Stored data entries:

# # #

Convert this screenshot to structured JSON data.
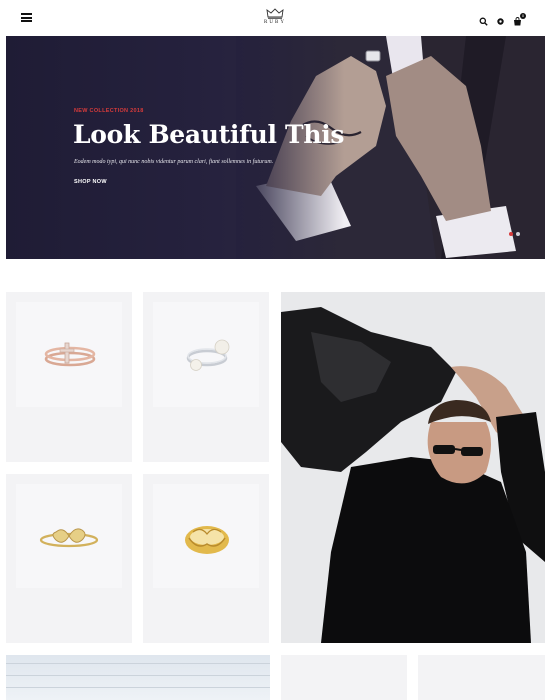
{
  "header": {
    "logo_text": "RUBY",
    "menu_icon": "hamburger-menu-icon",
    "icons": [
      "search-icon",
      "user-icon",
      "cart-icon"
    ],
    "cart_count": "0"
  },
  "hero": {
    "tag": "NEW COLLECTION 2018",
    "title": "Look Beautiful This",
    "subtitle": "Eodem modo typi, qui nunc nobis videntur parum clari, fiant sollemnes in futurum.",
    "button": "SHOP NOW",
    "slides": 2,
    "active_slide": 1
  },
  "colors": {
    "accent": "#d63b3b",
    "hero_bg": "#25213d",
    "tile_bg": "#f3f3f5"
  },
  "products": [
    {
      "name": "rose-gold-crossover-ring"
    },
    {
      "name": "silver-pearl-open-ring"
    },
    {
      "name": "gold-infinity-ring"
    },
    {
      "name": "gold-twisted-ring"
    }
  ]
}
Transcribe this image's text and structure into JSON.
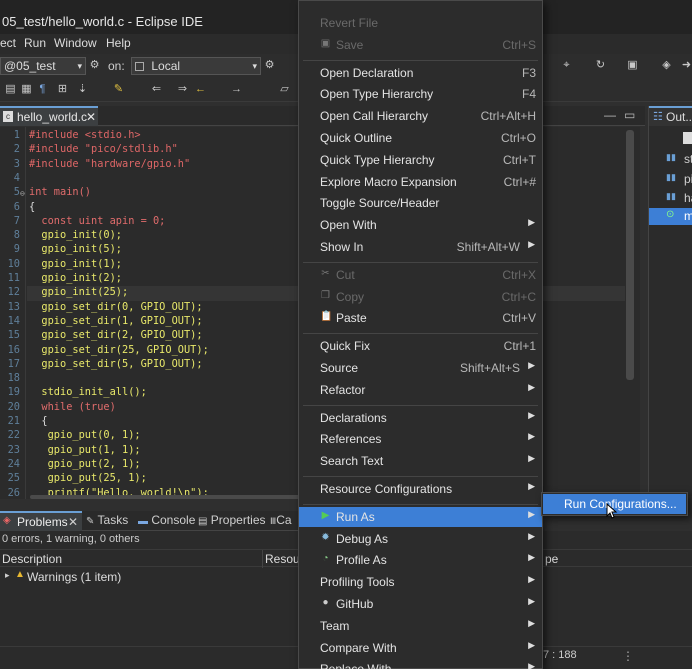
{
  "window": {
    "title": "05_test/hello_world.c - Eclipse IDE"
  },
  "menubar": [
    "ect",
    "Run",
    "Window",
    "Help"
  ],
  "toolbar": {
    "launch_config": "@05_test",
    "on_label": "on:",
    "target": "Local"
  },
  "editor": {
    "tab_label": "hello_world.c",
    "lines": [
      {
        "n": "1",
        "t": "#include <stdio.h>"
      },
      {
        "n": "2",
        "t": "#include \"pico/stdlib.h\""
      },
      {
        "n": "3",
        "t": "#include \"hardware/gpio.h\""
      },
      {
        "n": "4",
        "t": ""
      },
      {
        "n": "5",
        "t": "int main()"
      },
      {
        "n": "6",
        "t": "{"
      },
      {
        "n": "7",
        "t": "  const uint apin = 0;"
      },
      {
        "n": "8",
        "t": "  gpio_init(0);"
      },
      {
        "n": "9",
        "t": "  gpio_init(5);"
      },
      {
        "n": "10",
        "t": "  gpio_init(1);"
      },
      {
        "n": "11",
        "t": "  gpio_init(2);"
      },
      {
        "n": "12",
        "t": "  gpio_init(25);"
      },
      {
        "n": "13",
        "t": "  gpio_set_dir(0, GPIO_OUT);"
      },
      {
        "n": "14",
        "t": "  gpio_set_dir(1, GPIO_OUT);"
      },
      {
        "n": "15",
        "t": "  gpio_set_dir(2, GPIO_OUT);"
      },
      {
        "n": "16",
        "t": "  gpio_set_dir(25, GPIO_OUT);"
      },
      {
        "n": "17",
        "t": "  gpio_set_dir(5, GPIO_OUT);"
      },
      {
        "n": "18",
        "t": ""
      },
      {
        "n": "19",
        "t": "  stdio_init_all();"
      },
      {
        "n": "20",
        "t": "  while (true)"
      },
      {
        "n": "21",
        "t": "  {"
      },
      {
        "n": "22",
        "t": "   gpio_put(0, 1);"
      },
      {
        "n": "23",
        "t": "   gpio_put(1, 1);"
      },
      {
        "n": "24",
        "t": "   gpio_put(2, 1);"
      },
      {
        "n": "25",
        "t": "   gpio_put(25, 1);"
      },
      {
        "n": "26",
        "t": "   printf(\"Hello, world!\\n\");"
      }
    ]
  },
  "outline": {
    "tab_label": "Out",
    "items": [
      "st",
      "pi",
      "ha",
      "m"
    ]
  },
  "bottom_panel": {
    "tabs": [
      "Problems",
      "Tasks",
      "Console",
      "Properties",
      "Ca"
    ],
    "summary": "0 errors, 1 warning, 0 others",
    "col_description": "Description",
    "col_resource": "Resou",
    "col_type": "pe",
    "row": "Warnings (1 item)"
  },
  "statusbar": {
    "position": "7 : 188"
  },
  "context_menu": [
    {
      "label": "Revert File",
      "disabled": true
    },
    {
      "label": "Save",
      "shortcut": "Ctrl+S",
      "disabled": true,
      "icon": "save-icon"
    },
    {
      "sep": true
    },
    {
      "label": "Open Declaration",
      "shortcut": "F3"
    },
    {
      "label": "Open Type Hierarchy",
      "shortcut": "F4"
    },
    {
      "label": "Open Call Hierarchy",
      "shortcut": "Ctrl+Alt+H"
    },
    {
      "label": "Quick Outline",
      "shortcut": "Ctrl+O"
    },
    {
      "label": "Quick Type Hierarchy",
      "shortcut": "Ctrl+T"
    },
    {
      "label": "Explore Macro Expansion",
      "shortcut": "Ctrl+#"
    },
    {
      "label": "Toggle Source/Header"
    },
    {
      "label": "Open With",
      "submenu": true
    },
    {
      "label": "Show In",
      "shortcut": "Shift+Alt+W",
      "submenu": true
    },
    {
      "sep": true
    },
    {
      "label": "Cut",
      "shortcut": "Ctrl+X",
      "disabled": true,
      "icon": "cut-icon"
    },
    {
      "label": "Copy",
      "shortcut": "Ctrl+C",
      "disabled": true,
      "icon": "copy-icon"
    },
    {
      "label": "Paste",
      "shortcut": "Ctrl+V",
      "icon": "paste-icon"
    },
    {
      "sep": true
    },
    {
      "label": "Quick Fix",
      "shortcut": "Ctrl+1"
    },
    {
      "label": "Source",
      "shortcut": "Shift+Alt+S",
      "submenu": true
    },
    {
      "label": "Refactor",
      "submenu": true
    },
    {
      "sep": true
    },
    {
      "label": "Declarations",
      "submenu": true
    },
    {
      "label": "References",
      "submenu": true
    },
    {
      "label": "Search Text",
      "submenu": true
    },
    {
      "sep": true
    },
    {
      "label": "Resource Configurations",
      "submenu": true
    },
    {
      "sep": true
    },
    {
      "label": "Run As",
      "submenu": true,
      "highlight": true,
      "icon": "run-icon"
    },
    {
      "label": "Debug As",
      "submenu": true,
      "icon": "debug-icon"
    },
    {
      "label": "Profile As",
      "submenu": true,
      "icon": "profile-icon"
    },
    {
      "label": "Profiling Tools",
      "submenu": true
    },
    {
      "label": "GitHub",
      "submenu": true,
      "icon": "github-icon"
    },
    {
      "label": "Team",
      "submenu": true
    },
    {
      "label": "Compare With",
      "submenu": true
    },
    {
      "label": "Replace With",
      "submenu": true
    }
  ],
  "submenu": {
    "label": "Run Configurations..."
  },
  "colors": {
    "accent": "#3d7fd6",
    "background": "#2b2b2b",
    "menu_bg": "#2c2c2c"
  }
}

# # #

- What is asked
Leave the images out and output the remaining material exactly as it stands.

- Exercise answer
Convert this screenshot to structured JSON data.
{
  "header": {
    "logo_text": "RUBY",
    "menu_icon": "hamburger-menu-icon",
    "icons": [
      "search-icon",
      "user-icon",
      "cart-icon"
    ],
    "cart_count": "0"
  },
  "hero": {
    "tag": "NEW COLLECTION 2018",
    "title": "Look Beautiful This",
    "subtitle": "Eodem modo typi, qui nunc nobis videntur parum clari, fiant sollemnes in futurum.",
    "button": "SHOP NOW",
    "slides": 2,
    "active_slide": 1
  },
  "colors": {
    "accent": "#d63b3b",
    "hero_bg": "#25213d",
    "tile_bg": "#f3f3f5"
  },
  "products": [
    {
      "name": "rose-gold-crossover-ring"
    },
    {
      "name": "silver-pearl-open-ring"
    },
    {
      "name": "gold-infinity-ring"
    },
    {
      "name": "gold-twisted-ring"
    }
  ]
}
Transcribe this image's text and structure into JSON.
{
  "window": {
    "title": "05_test/hello_world.c - Eclipse IDE"
  },
  "menubar": [
    "ect",
    "Run",
    "Window",
    "Help"
  ],
  "toolbar": {
    "launch_config": "@05_test",
    "on_label": "on:",
    "target": "Local"
  },
  "editor": {
    "tab_label": "hello_world.c",
    "lines": [
      {
        "n": "1",
        "t": "#include <stdio.h>"
      },
      {
        "n": "2",
        "t": "#include \"pico/stdlib.h\""
      },
      {
        "n": "3",
        "t": "#include \"hardware/gpio.h\""
      },
      {
        "n": "4",
        "t": ""
      },
      {
        "n": "5",
        "t": "int main()"
      },
      {
        "n": "6",
        "t": "{"
      },
      {
        "n": "7",
        "t": "  const uint apin = 0;"
      },
      {
        "n": "8",
        "t": "  gpio_init(0);"
      },
      {
        "n": "9",
        "t": "  gpio_init(5);"
      },
      {
        "n": "10",
        "t": "  gpio_init(1);"
      },
      {
        "n": "11",
        "t": "  gpio_init(2);"
      },
      {
        "n": "12",
        "t": "  gpio_init(25);"
      },
      {
        "n": "13",
        "t": "  gpio_set_dir(0, GPIO_OUT);"
      },
      {
        "n": "14",
        "t": "  gpio_set_dir(1, GPIO_OUT);"
      },
      {
        "n": "15",
        "t": "  gpio_set_dir(2, GPIO_OUT);"
      },
      {
        "n": "16",
        "t": "  gpio_set_dir(25, GPIO_OUT);"
      },
      {
        "n": "17",
        "t": "  gpio_set_dir(5, GPIO_OUT);"
      },
      {
        "n": "18",
        "t": ""
      },
      {
        "n": "19",
        "t": "  stdio_init_all();"
      },
      {
        "n": "20",
        "t": "  while (true)"
      },
      {
        "n": "21",
        "t": "  {"
      },
      {
        "n": "22",
        "t": "   gpio_put(0, 1);"
      },
      {
        "n": "23",
        "t": "   gpio_put(1, 1);"
      },
      {
        "n": "24",
        "t": "   gpio_put(2, 1);"
      },
      {
        "n": "25",
        "t": "   gpio_put(25, 1);"
      },
      {
        "n": "26",
        "t": "   printf(\"Hello, world!\\n\");"
      }
    ]
  },
  "outline": {
    "tab_label": "Out",
    "items": [
      "st",
      "pi",
      "ha",
      "m"
    ]
  },
  "bottom_panel": {
    "tabs": [
      "Problems",
      "Tasks",
      "Console",
      "Properties",
      "Ca"
    ],
    "summary": "0 errors, 1 warning, 0 others",
    "col_description": "Description",
    "col_resource": "Resou",
    "col_type": "pe",
    "row": "Warnings (1 item)"
  },
  "statusbar": {
    "position": "7 : 188"
  },
  "context_menu": [
    {
      "label": "Revert File",
      "disabled": true
    },
    {
      "label": "Save",
      "shortcut": "Ctrl+S",
      "disabled": true,
      "icon": "save-icon"
    },
    {
      "sep": true
    },
    {
      "label": "Open Declaration",
      "shortcut": "F3"
    },
    {
      "label": "Open Type Hierarchy",
      "shortcut": "F4"
    },
    {
      "label": "Open Call Hierarchy",
      "shortcut": "Ctrl+Alt+H"
    },
    {
      "label": "Quick Outline",
      "shortcut": "Ctrl+O"
    },
    {
      "label": "Quick Type Hierarchy",
      "shortcut": "Ctrl+T"
    },
    {
      "label": "Explore Macro Expansion",
      "shortcut": "Ctrl+#"
    },
    {
      "label": "Toggle Source/Header"
    },
    {
      "label": "Open With",
      "submenu": true
    },
    {
      "label": "Show In",
      "shortcut": "Shift+Alt+W",
      "submenu": true
    },
    {
      "sep": true
    },
    {
      "label": "Cut",
      "shortcut": "Ctrl+X",
      "disabled": true,
      "icon": "cut-icon"
    },
    {
      "label": "Copy",
      "shortcut": "Ctrl+C",
      "disabled": true,
      "icon": "copy-icon"
    },
    {
      "label": "Paste",
      "shortcut": "Ctrl+V",
      "icon": "paste-icon"
    },
    {
      "sep": true
    },
    {
      "label": "Quick Fix",
      "shortcut": "Ctrl+1"
    },
    {
      "label": "Source",
      "shortcut": "Shift+Alt+S",
      "submenu": true
    },
    {
      "label": "Refactor",
      "submenu": true
    },
    {
      "sep": true
    },
    {
      "label": "Declarations",
      "submenu": true
    },
    {
      "label": "References",
      "submenu": true
    },
    {
      "label": "Search Text",
      "submenu": true
    },
    {
      "sep": true
    },
    {
      "label": "Resource Configurations",
      "submenu": true
    },
    {
      "sep": true
    },
    {
      "label": "Run As",
      "submenu": true,
      "highlight": true,
      "icon": "run-icon"
    },
    {
      "label": "Debug As",
      "submenu": true,
      "icon": "debug-icon"
    },
    {
      "label": "Profile As",
      "submenu": true,
      "icon": "profile-icon"
    },
    {
      "label": "Profiling Tools",
      "submenu": true
    },
    {
      "label": "GitHub",
      "submenu": true,
      "icon": "github-icon"
    },
    {
      "label": "Team",
      "submenu": true
    },
    {
      "label": "Compare With",
      "submenu": true
    },
    {
      "label": "Replace With",
      "submenu": true
    }
  ],
  "submenu": {
    "label": "Run Configurations..."
  },
  "colors": {
    "accent": "#3d7fd6",
    "background": "#2b2b2b",
    "menu_bg": "#2c2c2c"
  }
}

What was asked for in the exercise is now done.